Data extracted from a collection:
>>
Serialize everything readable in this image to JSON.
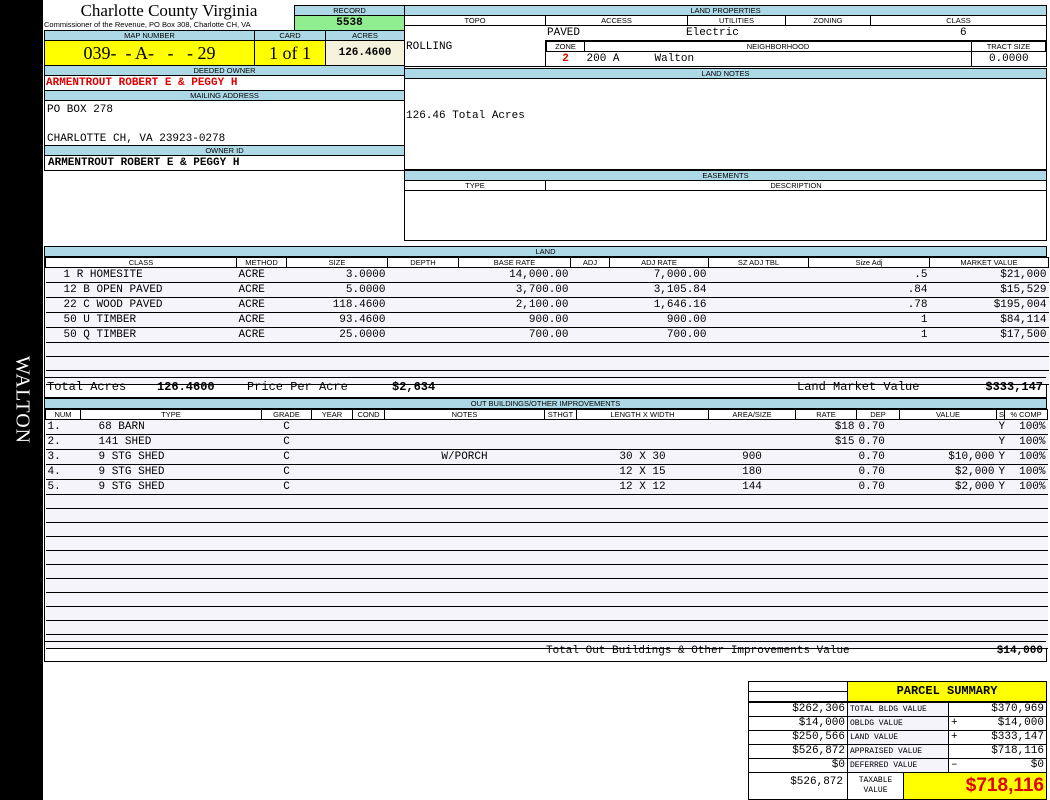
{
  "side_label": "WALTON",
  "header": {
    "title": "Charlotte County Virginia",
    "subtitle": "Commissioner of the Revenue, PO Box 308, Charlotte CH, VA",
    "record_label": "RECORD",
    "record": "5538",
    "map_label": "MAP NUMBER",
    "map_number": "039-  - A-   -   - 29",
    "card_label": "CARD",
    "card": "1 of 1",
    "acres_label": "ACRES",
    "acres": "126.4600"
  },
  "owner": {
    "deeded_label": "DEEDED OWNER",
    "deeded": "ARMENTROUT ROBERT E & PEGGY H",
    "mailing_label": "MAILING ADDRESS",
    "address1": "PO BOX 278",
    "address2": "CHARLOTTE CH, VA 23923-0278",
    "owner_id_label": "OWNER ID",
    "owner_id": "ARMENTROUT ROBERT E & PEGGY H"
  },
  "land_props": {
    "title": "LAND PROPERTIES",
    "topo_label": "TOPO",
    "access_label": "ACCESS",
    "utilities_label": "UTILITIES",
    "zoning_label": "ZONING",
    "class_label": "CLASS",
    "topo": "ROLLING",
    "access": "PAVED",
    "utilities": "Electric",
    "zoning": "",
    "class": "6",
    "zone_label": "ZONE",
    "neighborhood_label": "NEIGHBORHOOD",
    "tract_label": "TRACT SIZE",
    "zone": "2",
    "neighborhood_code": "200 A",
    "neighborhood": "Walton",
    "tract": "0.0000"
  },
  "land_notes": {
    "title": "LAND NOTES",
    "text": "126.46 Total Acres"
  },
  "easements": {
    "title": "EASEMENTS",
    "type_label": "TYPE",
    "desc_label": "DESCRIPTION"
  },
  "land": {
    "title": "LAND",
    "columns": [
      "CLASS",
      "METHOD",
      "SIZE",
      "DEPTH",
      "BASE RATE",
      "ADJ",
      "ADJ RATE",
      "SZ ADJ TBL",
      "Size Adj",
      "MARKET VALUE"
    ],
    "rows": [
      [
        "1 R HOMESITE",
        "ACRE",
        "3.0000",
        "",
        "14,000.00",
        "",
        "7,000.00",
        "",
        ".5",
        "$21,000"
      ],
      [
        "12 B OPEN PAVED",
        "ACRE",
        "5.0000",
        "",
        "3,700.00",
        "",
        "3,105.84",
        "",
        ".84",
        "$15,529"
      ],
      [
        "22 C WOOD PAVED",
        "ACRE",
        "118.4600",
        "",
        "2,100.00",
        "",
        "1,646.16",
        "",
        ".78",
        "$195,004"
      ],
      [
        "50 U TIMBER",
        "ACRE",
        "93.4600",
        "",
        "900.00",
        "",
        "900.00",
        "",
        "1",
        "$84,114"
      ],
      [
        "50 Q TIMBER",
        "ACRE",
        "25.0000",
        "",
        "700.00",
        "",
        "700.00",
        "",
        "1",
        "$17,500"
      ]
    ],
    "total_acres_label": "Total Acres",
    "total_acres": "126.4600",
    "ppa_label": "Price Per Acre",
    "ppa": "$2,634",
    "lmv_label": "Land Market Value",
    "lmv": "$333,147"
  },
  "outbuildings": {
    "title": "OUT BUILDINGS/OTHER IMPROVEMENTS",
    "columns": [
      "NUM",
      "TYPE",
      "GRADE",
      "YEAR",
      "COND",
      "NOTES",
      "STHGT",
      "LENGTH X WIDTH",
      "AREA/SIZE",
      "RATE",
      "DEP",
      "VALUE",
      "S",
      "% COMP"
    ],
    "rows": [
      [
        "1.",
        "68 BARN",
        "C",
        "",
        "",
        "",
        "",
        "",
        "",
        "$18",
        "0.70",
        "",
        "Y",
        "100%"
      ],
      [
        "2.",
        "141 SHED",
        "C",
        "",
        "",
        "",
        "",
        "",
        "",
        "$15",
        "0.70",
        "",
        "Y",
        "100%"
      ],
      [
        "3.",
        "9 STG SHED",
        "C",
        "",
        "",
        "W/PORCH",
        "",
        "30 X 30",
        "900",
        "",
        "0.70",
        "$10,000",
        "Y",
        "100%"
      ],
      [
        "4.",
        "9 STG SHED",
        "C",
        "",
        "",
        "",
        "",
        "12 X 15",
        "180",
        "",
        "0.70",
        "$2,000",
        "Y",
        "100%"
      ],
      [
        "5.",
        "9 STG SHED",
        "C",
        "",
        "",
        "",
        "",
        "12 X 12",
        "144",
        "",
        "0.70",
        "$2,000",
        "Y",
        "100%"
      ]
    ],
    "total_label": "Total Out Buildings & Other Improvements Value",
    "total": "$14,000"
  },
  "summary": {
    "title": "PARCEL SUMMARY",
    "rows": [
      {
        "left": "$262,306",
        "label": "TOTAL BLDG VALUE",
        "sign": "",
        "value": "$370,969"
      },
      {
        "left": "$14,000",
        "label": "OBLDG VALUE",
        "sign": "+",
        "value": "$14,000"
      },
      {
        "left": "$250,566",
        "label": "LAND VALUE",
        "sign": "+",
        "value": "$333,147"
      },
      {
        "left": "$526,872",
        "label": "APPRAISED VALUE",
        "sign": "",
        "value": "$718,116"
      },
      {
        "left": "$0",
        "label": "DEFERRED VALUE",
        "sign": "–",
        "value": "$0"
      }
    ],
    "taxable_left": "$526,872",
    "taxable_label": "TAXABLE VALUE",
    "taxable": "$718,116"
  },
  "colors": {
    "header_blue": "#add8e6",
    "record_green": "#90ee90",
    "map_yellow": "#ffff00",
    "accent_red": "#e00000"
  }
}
<<
Set each line of the records down exactly, leaving every picture out.

**EXERCISE ANSWER:**
Serialize everything readable in this image to JSON.
{
  "side_label": "WALTON",
  "header": {
    "title": "Charlotte County Virginia",
    "subtitle": "Commissioner of the Revenue, PO Box 308, Charlotte CH, VA",
    "record_label": "RECORD",
    "record": "5538",
    "map_label": "MAP NUMBER",
    "map_number": "039-  - A-   -   - 29",
    "card_label": "CARD",
    "card": "1 of 1",
    "acres_label": "ACRES",
    "acres": "126.4600"
  },
  "owner": {
    "deeded_label": "DEEDED OWNER",
    "deeded": "ARMENTROUT ROBERT E & PEGGY H",
    "mailing_label": "MAILING ADDRESS",
    "address1": "PO BOX 278",
    "address2": "CHARLOTTE CH, VA 23923-0278",
    "owner_id_label": "OWNER ID",
    "owner_id": "ARMENTROUT ROBERT E & PEGGY H"
  },
  "land_props": {
    "title": "LAND PROPERTIES",
    "topo_label": "TOPO",
    "access_label": "ACCESS",
    "utilities_label": "UTILITIES",
    "zoning_label": "ZONING",
    "class_label": "CLASS",
    "topo": "ROLLING",
    "access": "PAVED",
    "utilities": "Electric",
    "zoning": "",
    "class": "6",
    "zone_label": "ZONE",
    "neighborhood_label": "NEIGHBORHOOD",
    "tract_label": "TRACT SIZE",
    "zone": "2",
    "neighborhood_code": "200 A",
    "neighborhood": "Walton",
    "tract": "0.0000"
  },
  "land_notes": {
    "title": "LAND NOTES",
    "text": "126.46 Total Acres"
  },
  "easements": {
    "title": "EASEMENTS",
    "type_label": "TYPE",
    "desc_label": "DESCRIPTION"
  },
  "land": {
    "title": "LAND",
    "columns": [
      "CLASS",
      "METHOD",
      "SIZE",
      "DEPTH",
      "BASE RATE",
      "ADJ",
      "ADJ RATE",
      "SZ ADJ TBL",
      "Size Adj",
      "MARKET VALUE"
    ],
    "rows": [
      [
        "1 R HOMESITE",
        "ACRE",
        "3.0000",
        "",
        "14,000.00",
        "",
        "7,000.00",
        "",
        ".5",
        "$21,000"
      ],
      [
        "12 B OPEN PAVED",
        "ACRE",
        "5.0000",
        "",
        "3,700.00",
        "",
        "3,105.84",
        "",
        ".84",
        "$15,529"
      ],
      [
        "22 C WOOD PAVED",
        "ACRE",
        "118.4600",
        "",
        "2,100.00",
        "",
        "1,646.16",
        "",
        ".78",
        "$195,004"
      ],
      [
        "50 U TIMBER",
        "ACRE",
        "93.4600",
        "",
        "900.00",
        "",
        "900.00",
        "",
        "1",
        "$84,114"
      ],
      [
        "50 Q TIMBER",
        "ACRE",
        "25.0000",
        "",
        "700.00",
        "",
        "700.00",
        "",
        "1",
        "$17,500"
      ]
    ],
    "total_acres_label": "Total Acres",
    "total_acres": "126.4600",
    "ppa_label": "Price Per Acre",
    "ppa": "$2,634",
    "lmv_label": "Land Market Value",
    "lmv": "$333,147"
  },
  "outbuildings": {
    "title": "OUT BUILDINGS/OTHER IMPROVEMENTS",
    "columns": [
      "NUM",
      "TYPE",
      "GRADE",
      "YEAR",
      "COND",
      "NOTES",
      "STHGT",
      "LENGTH X WIDTH",
      "AREA/SIZE",
      "RATE",
      "DEP",
      "VALUE",
      "S",
      "% COMP"
    ],
    "rows": [
      [
        "1.",
        "68 BARN",
        "C",
        "",
        "",
        "",
        "",
        "",
        "",
        "$18",
        "0.70",
        "",
        "Y",
        "100%"
      ],
      [
        "2.",
        "141 SHED",
        "C",
        "",
        "",
        "",
        "",
        "",
        "",
        "$15",
        "0.70",
        "",
        "Y",
        "100%"
      ],
      [
        "3.",
        "9 STG SHED",
        "C",
        "",
        "",
        "W/PORCH",
        "",
        "30 X 30",
        "900",
        "",
        "0.70",
        "$10,000",
        "Y",
        "100%"
      ],
      [
        "4.",
        "9 STG SHED",
        "C",
        "",
        "",
        "",
        "",
        "12 X 15",
        "180",
        "",
        "0.70",
        "$2,000",
        "Y",
        "100%"
      ],
      [
        "5.",
        "9 STG SHED",
        "C",
        "",
        "",
        "",
        "",
        "12 X 12",
        "144",
        "",
        "0.70",
        "$2,000",
        "Y",
        "100%"
      ]
    ],
    "total_label": "Total Out Buildings & Other Improvements Value",
    "total": "$14,000"
  },
  "summary": {
    "title": "PARCEL SUMMARY",
    "rows": [
      {
        "left": "$262,306",
        "label": "TOTAL BLDG VALUE",
        "sign": "",
        "value": "$370,969"
      },
      {
        "left": "$14,000",
        "label": "OBLDG VALUE",
        "sign": "+",
        "value": "$14,000"
      },
      {
        "left": "$250,566",
        "label": "LAND VALUE",
        "sign": "+",
        "value": "$333,147"
      },
      {
        "left": "$526,872",
        "label": "APPRAISED VALUE",
        "sign": "",
        "value": "$718,116"
      },
      {
        "left": "$0",
        "label": "DEFERRED VALUE",
        "sign": "–",
        "value": "$0"
      }
    ],
    "taxable_left": "$526,872",
    "taxable_label": "TAXABLE VALUE",
    "taxable": "$718,116"
  },
  "colors": {
    "header_blue": "#add8e6",
    "record_green": "#90ee90",
    "map_yellow": "#ffff00",
    "accent_red": "#e00000"
  }
}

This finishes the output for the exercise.